[Excerpt to read]
= Beginning of Section =

Oh, Dear Lord!

Stopped by the local Goodwill this afternoon, and found, of all things, a bunch of Nutrisystem meals. Nutrisystem commercials have been all over television around here, boasting about how delicious their food is, how easy and effective their program is, how you never have to go hungry, etc, etc, etc. So I was understandably curious to take a look at the meals they were offering.

I don't know if these were typical, but there was something of a variety: Macaroni and Cheese with Beef, minestrone, apple cinnamon oatmeal, black beans and rice, cheesy mashed potatoes, cheese ravioli. I looked at the package sizes, I read the labels. I was appalled.

Nutrisystem makes much of having "unlocked the secret of the glycemic index." What nonsense. Most of the dishes rely on cheap, highly processed starch -- refined white flour, instant white rice, mashed potato flakes. Even their oatmeal is of the instant variety. None of this has a low glycemic index, and much of it is stratospheric. To make matters worse, the stuff is liberally laced with high fructose corn syrup and other sugars. To complete the bad nutrition trifecta, hydrogenated vegetable oil showed up in several dishes.

I saw not a single dish, even a dinner entree, that contained more than 16 grams of protein -- about as much as you'd find in three slices of deli turkey or ham. Breakfast and lunch were even more miserly.

The portion sizes were quite small. Many of them were the sort of thing you get in a small paper cup, and just add boiling water. I suppose that has the advantage of limiting the quantity of junk carbs they can cram in there, but combined with those carbs and so little protein it means that this girl, at any rate, would be ravenous by 90 minutes after lunch. I can think of few diet-busters more powerful than sheer biological hunger.

Finally, the stuff just looked nasty. Keep in mind that all of it has to be shipped to your door; nothing that will spoil allowed. Highly processed dried junk with tons of chemicals, reconstituted with water and eaten out of a paper cup, ain't my idea of food.

Oh, and the ads always like to boast about how you "can even eat chocolate!" Since I eat sugar-free dark chocolate every day on my low carb diet, this does not impress me. What impresses me even less is "Microwaveable chocolate cake." My skin crawls at the very thought.

Truly, there is nothing, I mean nothing special about this stuff, no magic formula, no scientific advantage. If what you wanted was portion-controlled low calorie meals, you could do far better in your grocer's freezer case, just buying Lean Cuisine, South Beach, and other frozen dinners. Not that I'm advocating that, either; I'm not. But it couldn't be worse and might well be better than this stuff.

= End of Section =

[Data excerpts]
= Beginning of Section =

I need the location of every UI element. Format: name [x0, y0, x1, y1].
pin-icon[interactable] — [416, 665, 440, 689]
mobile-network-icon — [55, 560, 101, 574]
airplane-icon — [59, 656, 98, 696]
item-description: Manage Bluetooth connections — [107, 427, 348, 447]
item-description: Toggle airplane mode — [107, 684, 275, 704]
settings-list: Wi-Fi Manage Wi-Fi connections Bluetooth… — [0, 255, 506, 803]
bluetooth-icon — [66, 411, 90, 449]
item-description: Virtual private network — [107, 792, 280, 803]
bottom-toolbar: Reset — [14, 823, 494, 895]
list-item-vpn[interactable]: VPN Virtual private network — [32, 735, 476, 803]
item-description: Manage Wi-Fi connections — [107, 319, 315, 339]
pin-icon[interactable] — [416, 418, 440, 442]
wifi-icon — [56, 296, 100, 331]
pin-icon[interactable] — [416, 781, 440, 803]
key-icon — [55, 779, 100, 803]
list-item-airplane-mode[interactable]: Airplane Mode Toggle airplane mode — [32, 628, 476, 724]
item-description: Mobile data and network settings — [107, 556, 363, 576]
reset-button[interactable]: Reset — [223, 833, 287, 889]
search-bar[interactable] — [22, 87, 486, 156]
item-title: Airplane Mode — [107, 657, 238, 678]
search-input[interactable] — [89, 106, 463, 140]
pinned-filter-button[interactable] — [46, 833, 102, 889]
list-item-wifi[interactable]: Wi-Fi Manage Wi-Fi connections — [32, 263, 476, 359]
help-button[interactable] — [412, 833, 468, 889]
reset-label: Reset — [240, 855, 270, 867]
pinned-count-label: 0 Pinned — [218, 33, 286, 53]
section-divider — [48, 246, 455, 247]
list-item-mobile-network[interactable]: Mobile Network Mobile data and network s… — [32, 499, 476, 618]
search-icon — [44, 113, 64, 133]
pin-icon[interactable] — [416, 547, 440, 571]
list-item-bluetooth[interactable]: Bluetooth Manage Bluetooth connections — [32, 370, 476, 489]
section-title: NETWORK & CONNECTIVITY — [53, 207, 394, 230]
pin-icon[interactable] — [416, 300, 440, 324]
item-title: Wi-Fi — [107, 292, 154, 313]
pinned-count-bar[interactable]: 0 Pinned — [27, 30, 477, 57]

= End of Section =

[Work instruction A]
In the Nutrisystem post, what is the most protein the writer saw in any single dish?
[Work instruction B]
For each statement, say whether it agrees with the Nutrisystem post, and quote the words from the post that decide it.
(i) The oatmeal among the meals was the instant kind.
(ii) The writer avoids chocolate while on a low carb diet.
(iii) The writer recommends buying Lean Cuisine and other frozen dinners instead.

[Exercise result A]
No more than 16 grams.

[Exercise result B]
(i) Yes: "Even their oatmeal is of the instant variety."
(ii) No: "Since I eat sugar-free dark chocolate every day on my low carb diet"
(iii) No: "Not that I'm advocating that, either; I'm not."